[Stored data]
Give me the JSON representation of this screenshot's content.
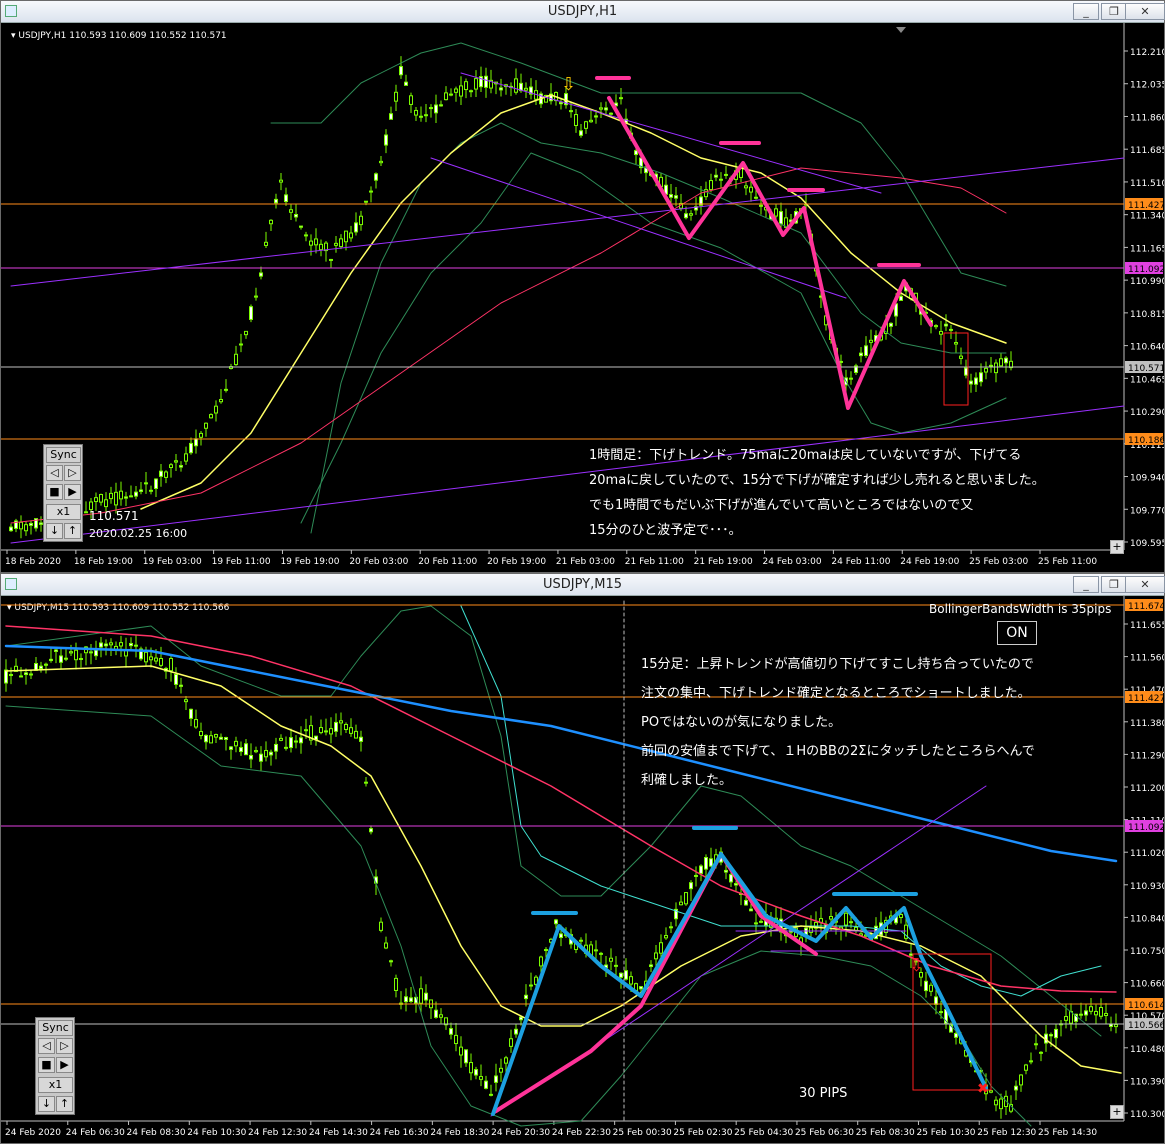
{
  "h1": {
    "title": "USDJPY,H1",
    "header": "USDJPY,H1  110.593 110.609 110.552 110.571",
    "price_labels": [
      "112.210",
      "112.035",
      "111.860",
      "111.685",
      "111.510",
      "111.340",
      "111.165",
      "110.990",
      "110.815",
      "110.640",
      "110.465",
      "110.290",
      "110.115",
      "109.940",
      "109.770",
      "109.595"
    ],
    "hlines": [
      {
        "label": "111.427",
        "color": "#ff8c1a"
      },
      {
        "label": "111.092",
        "color": "#e040e0"
      },
      {
        "label": "110.571",
        "color": "#c0c0c0"
      },
      {
        "label": "110.186",
        "color": "#ff8c1a"
      }
    ],
    "time_labels": [
      "18 Feb 2020",
      "18 Feb 19:00",
      "19 Feb 03:00",
      "19 Feb 11:00",
      "19 Feb 19:00",
      "20 Feb 03:00",
      "20 Feb 11:00",
      "20 Feb 19:00",
      "21 Feb 03:00",
      "21 Feb 11:00",
      "21 Feb 19:00",
      "24 Feb 03:00",
      "24 Feb 11:00",
      "24 Feb 19:00",
      "25 Feb 03:00",
      "25 Feb 11:00"
    ],
    "sync": {
      "label": "Sync",
      "speed": "x1",
      "price": "110.571",
      "datetime": "2020.02.25 16:00"
    },
    "notes": [
      "1時間足：下げトレンド。75maに20maは戻していないですが、下げてる",
      "20maに戻していたので、15分で下げが確定すれば少し売れると思いました。",
      "でも1時間でもだいぶ下げが進んでいて高いところではないので又",
      "15分のひと波予定で･･･。"
    ]
  },
  "m15": {
    "title": "USDJPY,M15",
    "header": "USDJPY,M15  110.593 110.609 110.552 110.566",
    "bbw": "BollingerBandsWidth is 35pips",
    "on_label": "ON",
    "price_labels": [
      "111.655",
      "111.560",
      "111.470",
      "111.380",
      "111.290",
      "111.200",
      "111.110",
      "111.020",
      "110.930",
      "110.840",
      "110.750",
      "110.660",
      "110.570",
      "110.480",
      "110.390",
      "110.300"
    ],
    "hlines": [
      {
        "label": "111.674",
        "color": "#ff8c1a"
      },
      {
        "label": "111.427",
        "color": "#ff8c1a"
      },
      {
        "label": "111.092",
        "color": "#e040e0"
      },
      {
        "label": "110.614",
        "color": "#ff8c1a"
      },
      {
        "label": "110.566",
        "color": "#c0c0c0"
      }
    ],
    "time_labels": [
      "24 Feb 2020",
      "24 Feb 06:30",
      "24 Feb 08:30",
      "24 Feb 10:30",
      "24 Feb 12:30",
      "24 Feb 14:30",
      "24 Feb 16:30",
      "24 Feb 18:30",
      "24 Feb 20:30",
      "24 Feb 22:30",
      "25 Feb 00:30",
      "25 Feb 02:30",
      "25 Feb 04:30",
      "25 Feb 06:30",
      "25 Feb 08:30",
      "25 Feb 10:30",
      "25 Feb 12:30",
      "25 Feb 14:30"
    ],
    "sync": {
      "label": "Sync",
      "speed": "x1"
    },
    "pips_label": "30 PIPS",
    "notes": [
      "15分足：上昇トレンドが高値切り下げてすこし持ち合っていたので",
      "注文の集中、下げトレンド確定となるところでショートしました。",
      "POではないのが気になりました。",
      "前回の安値まで下げて、１HのBBの2Σにタッチしたところらへんで",
      "利確しました。"
    ]
  }
}
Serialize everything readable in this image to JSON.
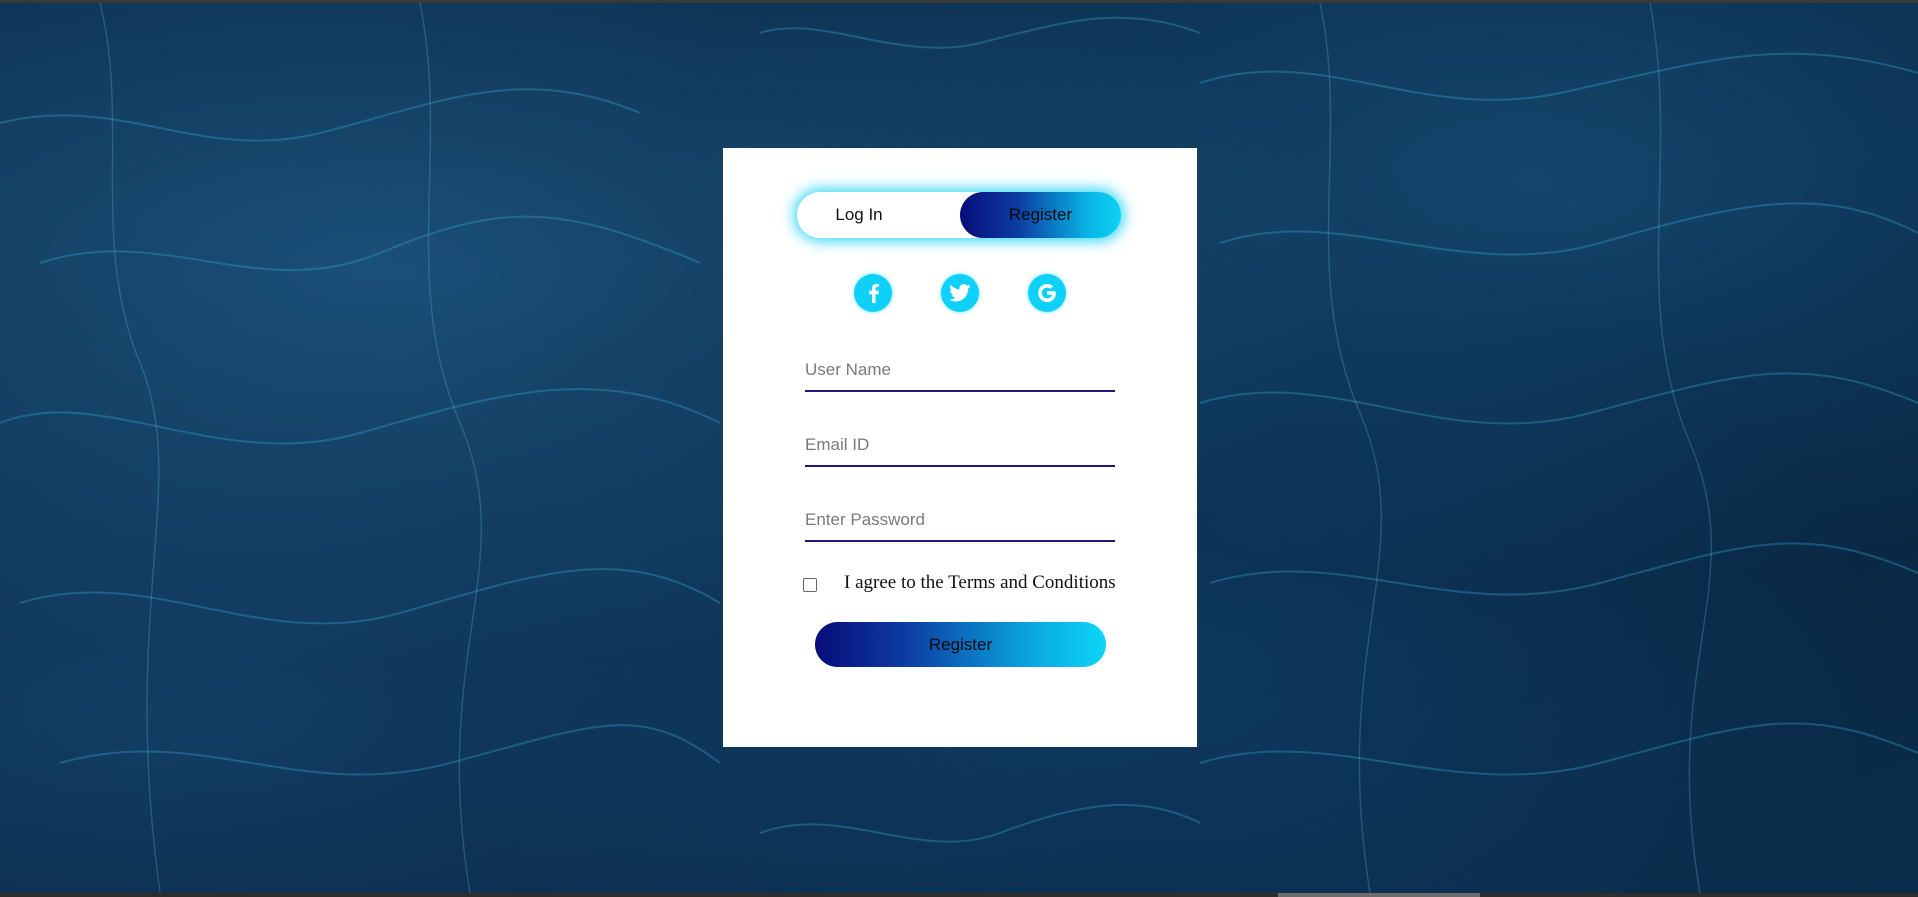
{
  "colors": {
    "accent_cyan": "#0fd0f7",
    "accent_navy": "#070d7a",
    "card_bg": "#ffffff",
    "underline": "#1a1a7a"
  },
  "background": {
    "description_icon": "water-texture"
  },
  "toggle": {
    "login_label": "Log In",
    "register_label": "Register",
    "active": "Register"
  },
  "socials": [
    {
      "name": "facebook",
      "icon": "facebook-icon"
    },
    {
      "name": "twitter",
      "icon": "twitter-icon"
    },
    {
      "name": "google",
      "icon": "google-icon"
    }
  ],
  "form": {
    "username": {
      "placeholder": "User Name",
      "value": ""
    },
    "email": {
      "placeholder": "Email ID",
      "value": ""
    },
    "password": {
      "placeholder": "Enter Password",
      "value": ""
    },
    "agree_label": "I agree to the Terms and Conditions",
    "agree_checked": false,
    "submit_label": "Register"
  }
}
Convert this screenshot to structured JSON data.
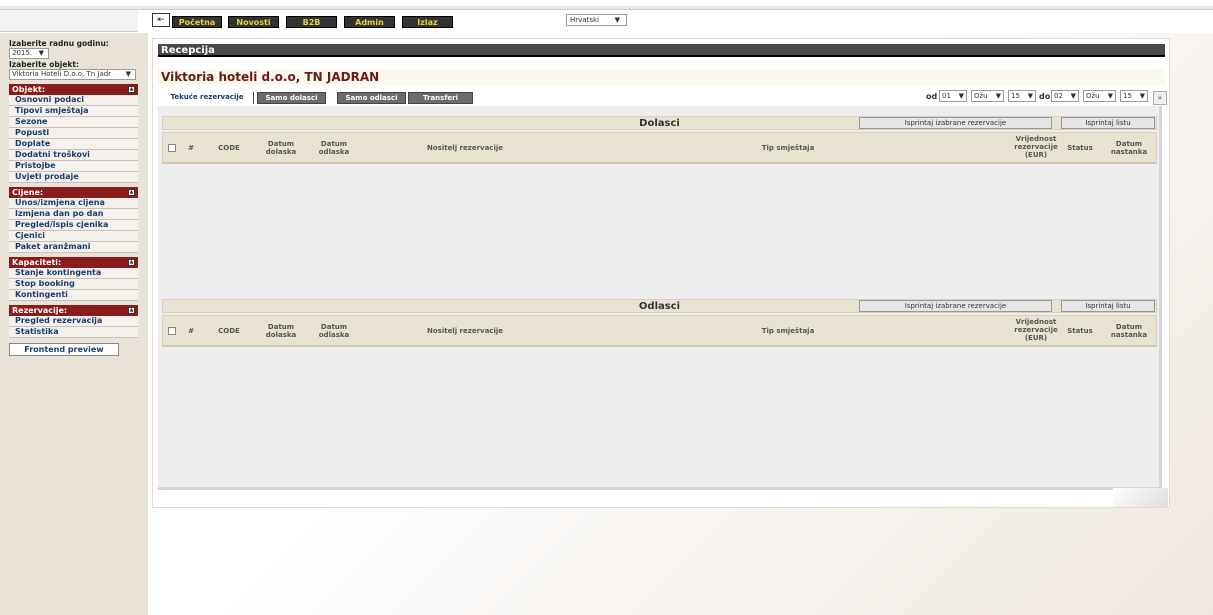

■ **Written exercise**
Transcribe all of the records above character for character. Exclude the pictures.

■ **Worked answer**
Give me the JSON representation of this screenshot's content.
{
  "h1": {
    "title": "USDJPY,H1",
    "header": "USDJPY,H1  110.593 110.609 110.552 110.571",
    "price_labels": [
      "112.210",
      "112.035",
      "111.860",
      "111.685",
      "111.510",
      "111.340",
      "111.165",
      "110.990",
      "110.815",
      "110.640",
      "110.465",
      "110.290",
      "110.115",
      "109.940",
      "109.770",
      "109.595"
    ],
    "hlines": [
      {
        "label": "111.427",
        "color": "#ff8c1a"
      },
      {
        "label": "111.092",
        "color": "#e040e0"
      },
      {
        "label": "110.571",
        "color": "#c0c0c0"
      },
      {
        "label": "110.186",
        "color": "#ff8c1a"
      }
    ],
    "time_labels": [
      "18 Feb 2020",
      "18 Feb 19:00",
      "19 Feb 03:00",
      "19 Feb 11:00",
      "19 Feb 19:00",
      "20 Feb 03:00",
      "20 Feb 11:00",
      "20 Feb 19:00",
      "21 Feb 03:00",
      "21 Feb 11:00",
      "21 Feb 19:00",
      "24 Feb 03:00",
      "24 Feb 11:00",
      "24 Feb 19:00",
      "25 Feb 03:00",
      "25 Feb 11:00"
    ],
    "sync": {
      "label": "Sync",
      "speed": "x1",
      "price": "110.571",
      "datetime": "2020.02.25 16:00"
    },
    "notes": [
      "1時間足：下げトレンド。75maに20maは戻していないですが、下げてる",
      "20maに戻していたので、15分で下げが確定すれば少し売れると思いました。",
      "でも1時間でもだいぶ下げが進んでいて高いところではないので又",
      "15分のひと波予定で･･･。"
    ]
  },
  "m15": {
    "title": "USDJPY,M15",
    "header": "USDJPY,M15  110.593 110.609 110.552 110.566",
    "bbw": "BollingerBandsWidth is 35pips",
    "on_label": "ON",
    "price_labels": [
      "111.655",
      "111.560",
      "111.470",
      "111.380",
      "111.290",
      "111.200",
      "111.110",
      "111.020",
      "110.930",
      "110.840",
      "110.750",
      "110.660",
      "110.570",
      "110.480",
      "110.390",
      "110.300"
    ],
    "hlines": [
      {
        "label": "111.674",
        "color": "#ff8c1a"
      },
      {
        "label": "111.427",
        "color": "#ff8c1a"
      },
      {
        "label": "111.092",
        "color": "#e040e0"
      },
      {
        "label": "110.614",
        "color": "#ff8c1a"
      },
      {
        "label": "110.566",
        "color": "#c0c0c0"
      }
    ],
    "time_labels": [
      "24 Feb 2020",
      "24 Feb 06:30",
      "24 Feb 08:30",
      "24 Feb 10:30",
      "24 Feb 12:30",
      "24 Feb 14:30",
      "24 Feb 16:30",
      "24 Feb 18:30",
      "24 Feb 20:30",
      "24 Feb 22:30",
      "25 Feb 00:30",
      "25 Feb 02:30",
      "25 Feb 04:30",
      "25 Feb 06:30",
      "25 Feb 08:30",
      "25 Feb 10:30",
      "25 Feb 12:30",
      "25 Feb 14:30"
    ],
    "sync": {
      "label": "Sync",
      "speed": "x1"
    },
    "pips_label": "30 PIPS",
    "notes": [
      "15分足：上昇トレンドが高値切り下げてすこし持ち合っていたので",
      "注文の集中、下げトレンド確定となるところでショートしました。",
      "POではないのが気になりました。",
      "前回の安値まで下げて、１HのBBの2Σにタッチしたところらへんで",
      "利確しました。"
    ]
  }
}
Serialize everything readable in this image to JSON.
{
  "colors": {
    "accent_cyan": "#0fd0f7",
    "accent_navy": "#070d7a",
    "card_bg": "#ffffff",
    "underline": "#1a1a7a"
  },
  "background": {
    "description_icon": "water-texture"
  },
  "toggle": {
    "login_label": "Log In",
    "register_label": "Register",
    "active": "Register"
  },
  "socials": [
    {
      "name": "facebook",
      "icon": "facebook-icon"
    },
    {
      "name": "twitter",
      "icon": "twitter-icon"
    },
    {
      "name": "google",
      "icon": "google-icon"
    }
  ],
  "form": {
    "username": {
      "placeholder": "User Name",
      "value": ""
    },
    "email": {
      "placeholder": "Email ID",
      "value": ""
    },
    "password": {
      "placeholder": "Enter Password",
      "value": ""
    },
    "agree_label": "I agree to the Terms and Conditions",
    "agree_checked": false,
    "submit_label": "Register"
  }
}
Convert this screenshot to structured JSON data.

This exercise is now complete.